GIVEN TASK: Rewrite the Wetsleeve text from "It’s a sleeve" to "drink of choice.", changing every "thinking" to "wondering".

TEXT:
-- -- --

“The future of wearable hydration is here,” apparently. These days all you have to do when you need a cool refreshing drink is raise your forearm to your face and suckle from Wetsleeve’s prominent teat.
Taking a firm position on the importance of readily-accessible hydration and a relaxed attitude to hideous tan lines, Wetsleeve finally solves the longstanding problem of mankind’s inability to drink from our own arms.
It’s a sleeve full of water.
But we know what you’re thinking: you’re thinking that you don’t want to drink water because water isn’t your hydration drink of choice.
Well, have no fear, because according to Wetsleeve’s creators, “you can fill the hydration reservoir with your hydration drink of choice” – unless your hydration drink of choice is hot Bovril, because they also specify no hot liquids.
Iced Bovril would be fine though, if that’s your thing. And you can also put the Bovril (or water)-filled reservoir in the fridge if you don’t have any ice.
Wetsleeve is said to be perfect for pretty much any activity and it’s entirely appropriate for us to write about it because they specifically mention cycling.
“Don’t lose speed or take your eyes off the road!” they say. “Easily stay hydrated on your bike without slowing down to reach for your bottle.”
Look, here’s someone using it while cycling.

-- -- --

Element location listings:

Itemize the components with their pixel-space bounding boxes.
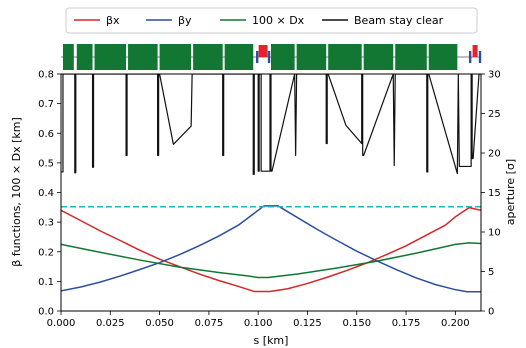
dipole-9 [328, 44, 362, 70]
y-tick-label-0: 0.0 [38, 307, 54, 318]
x-tick-label-1: 0.025 [96, 318, 125, 329]
dipole-8 [296, 44, 327, 70]
y2-tick-label-1: 5 [488, 267, 494, 278]
legend-label-bsc: Beam stay clear [354, 14, 444, 27]
y-tick-label-7: 0.7 [38, 99, 54, 110]
dipole-6 [224, 44, 254, 70]
plot-frame [60, 73, 482, 312]
x-axis-label: s [km] [254, 334, 289, 347]
x-tick-label-4: 0.100 [244, 318, 273, 329]
legend-label-beta-x: βx [106, 14, 120, 27]
x-tick-label-2: 0.050 [145, 318, 174, 329]
dipole-3 [128, 44, 158, 70]
dipole-11 [395, 44, 427, 70]
legend: βx βy 100 × Dx Beam stay clear [65, 7, 478, 34]
y-axis-label: β functions, 100 × Dx [km] [10, 117, 23, 267]
y2-tick-label-0: 0 [488, 307, 494, 318]
y2-tick-label-6: 30 [488, 70, 501, 81]
x-tick-label-0: 0.000 [47, 318, 76, 329]
lattice-strip [61, 44, 482, 70]
y-tick-label-2: 0.2 [38, 247, 54, 258]
dipole-5 [193, 44, 223, 70]
x-tick-label-3: 0.075 [195, 318, 224, 329]
legend-frame [65, 7, 478, 34]
legend-label-beta-y: βy [178, 14, 192, 27]
dipole-1 [76, 44, 93, 70]
x-tick-label-5: 0.125 [293, 318, 322, 329]
y2-tick-label-2: 10 [488, 228, 501, 239]
quad-defocus-0 [255, 51, 259, 63]
series-beta-x [61, 206, 481, 293]
series-dispersion [61, 242, 481, 279]
y-tick-label-1: 0.1 [38, 277, 54, 288]
y2-tick-label-4: 20 [488, 149, 501, 160]
dipole-4 [159, 44, 192, 70]
quad-defocus-4 [468, 51, 472, 63]
plot-area: 0.000 0.025 0.050 0.075 0.100 0.125 0.150 0.175… [38, 70, 501, 330]
quad-focus-2 [262, 45, 268, 57]
dipole-0 [62, 44, 74, 70]
y-tick-label-4: 0.4 [38, 188, 54, 199]
quad-defocus-6 [478, 51, 482, 63]
y2-tick-label-5: 25 [488, 109, 501, 120]
dipole-12 [428, 44, 458, 70]
quad-focus-5 [472, 45, 478, 57]
dipole-2 [94, 44, 127, 70]
ticks: 0.000 0.025 0.050 0.075 0.100 0.125 0.150 0.175… [38, 70, 501, 330]
y2-axis-label: aperture [σ] [504, 159, 517, 225]
y-tick-label-5: 0.5 [38, 158, 54, 169]
series-beta-y [61, 205, 481, 293]
dipole-10 [363, 44, 394, 70]
legend-label-dispersion: 100 × Dx [252, 14, 305, 27]
series-beam-stay-clear [61, 74, 481, 175]
x-tick-label-6: 0.150 [342, 318, 371, 329]
quad-focus-1 [258, 45, 264, 57]
x-tick-label-8: 0.200 [441, 318, 470, 329]
y-tick-label-8: 0.8 [38, 70, 54, 81]
y-tick-label-3: 0.3 [38, 218, 54, 229]
dipole-7 [271, 44, 295, 70]
y-tick-label-6: 0.6 [38, 129, 54, 140]
quad-defocus-3 [267, 51, 271, 63]
x-tick-label-7: 0.175 [392, 318, 421, 329]
y2-tick-label-3: 15 [488, 188, 501, 199]
series-layer [61, 74, 481, 293]
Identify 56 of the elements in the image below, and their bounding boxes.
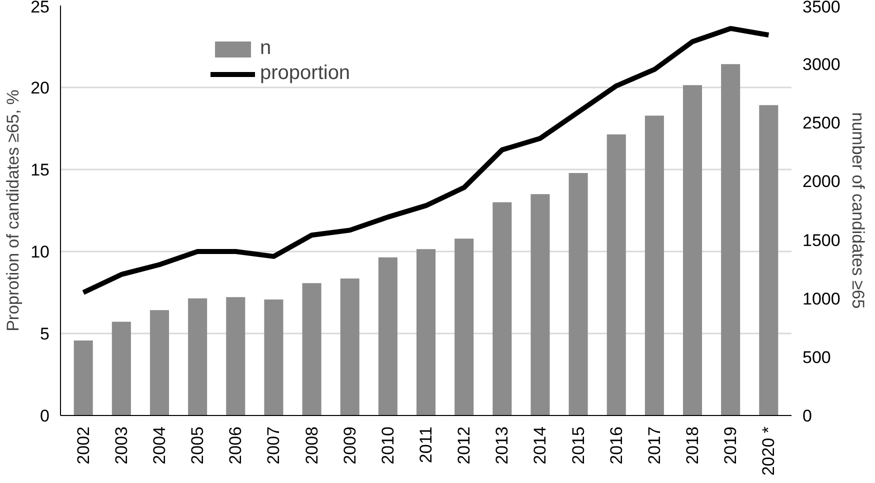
x-tick-label: 2010: [378, 426, 398, 464]
bar: [188, 298, 208, 416]
y2-axis-title: number of candidates ≥65: [848, 112, 868, 309]
bar: [74, 340, 93, 416]
y2-tick-label: 3500: [802, 0, 840, 16]
y2-tick-label: 2500: [802, 114, 840, 133]
y2-tick-label: 2000: [802, 172, 840, 192]
x-tick-label: 2019: [721, 426, 740, 464]
x-tick-label: 2017: [644, 426, 664, 464]
bar: [568, 173, 588, 416]
x-tick-label: 2002: [74, 426, 93, 464]
x-tick-label: 2012: [454, 426, 474, 464]
y-tick-label: 10: [30, 242, 50, 262]
x-tick-label: 2006: [226, 426, 246, 464]
bar: [682, 85, 702, 416]
bar: [264, 300, 284, 416]
x-tick-label: 2013: [492, 426, 512, 464]
legend-label: proportion: [260, 62, 350, 85]
bar: [416, 249, 436, 416]
bar: [112, 322, 131, 416]
y2-tick-label: 1500: [802, 230, 840, 250]
y2-tick-label: 1000: [802, 289, 840, 308]
x-tick-label: 2007: [264, 426, 284, 464]
y-axis-title: Proprotion of candidates ≥65, %: [4, 90, 23, 332]
bar: [454, 238, 474, 416]
y-tick-label: 5: [40, 324, 50, 344]
bar: [340, 278, 360, 416]
x-tick-label: 2004: [150, 426, 169, 464]
bar: [644, 116, 664, 416]
bar: [530, 194, 550, 416]
bar: [226, 297, 246, 416]
x-tick-label: 2016: [606, 426, 626, 464]
bar: [302, 283, 322, 416]
y2-tick-label: 3000: [802, 55, 840, 74]
bar: [759, 105, 778, 416]
x-tick-label: 2003: [112, 426, 131, 464]
bar: [378, 257, 398, 416]
x-tick-label: 2005: [188, 426, 208, 464]
y-tick-label: 0: [40, 406, 50, 426]
bar: [492, 202, 512, 416]
bar: [150, 310, 170, 416]
x-tick-label: 2020 *: [759, 426, 778, 476]
x-tick-label: 2014: [530, 426, 550, 464]
y2-tick-label: 0: [802, 406, 812, 426]
x-tick-label: 2008: [302, 426, 322, 464]
bar: [721, 64, 740, 416]
x-tick-label: 2015: [568, 426, 588, 464]
y-tick-label: 20: [30, 78, 50, 98]
y-tick-label: 15: [30, 160, 50, 180]
legend-label: n: [260, 37, 272, 60]
y2-tick-label: 500: [802, 348, 831, 367]
bar: [606, 134, 626, 416]
x-tick-label: 2011: [416, 426, 436, 464]
y-tick-label: 25: [30, 0, 50, 16]
x-tick-label: 2018: [683, 426, 702, 464]
x-tick-label: 2009: [340, 426, 360, 464]
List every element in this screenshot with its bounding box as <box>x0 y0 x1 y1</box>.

-- -- --

THE COMPLETED TASK:
It’s a sleeve full of water.
But we know what you’re wondering: you’re wondering that you don’t want to drink water because water isn’t your hydration drink of choice.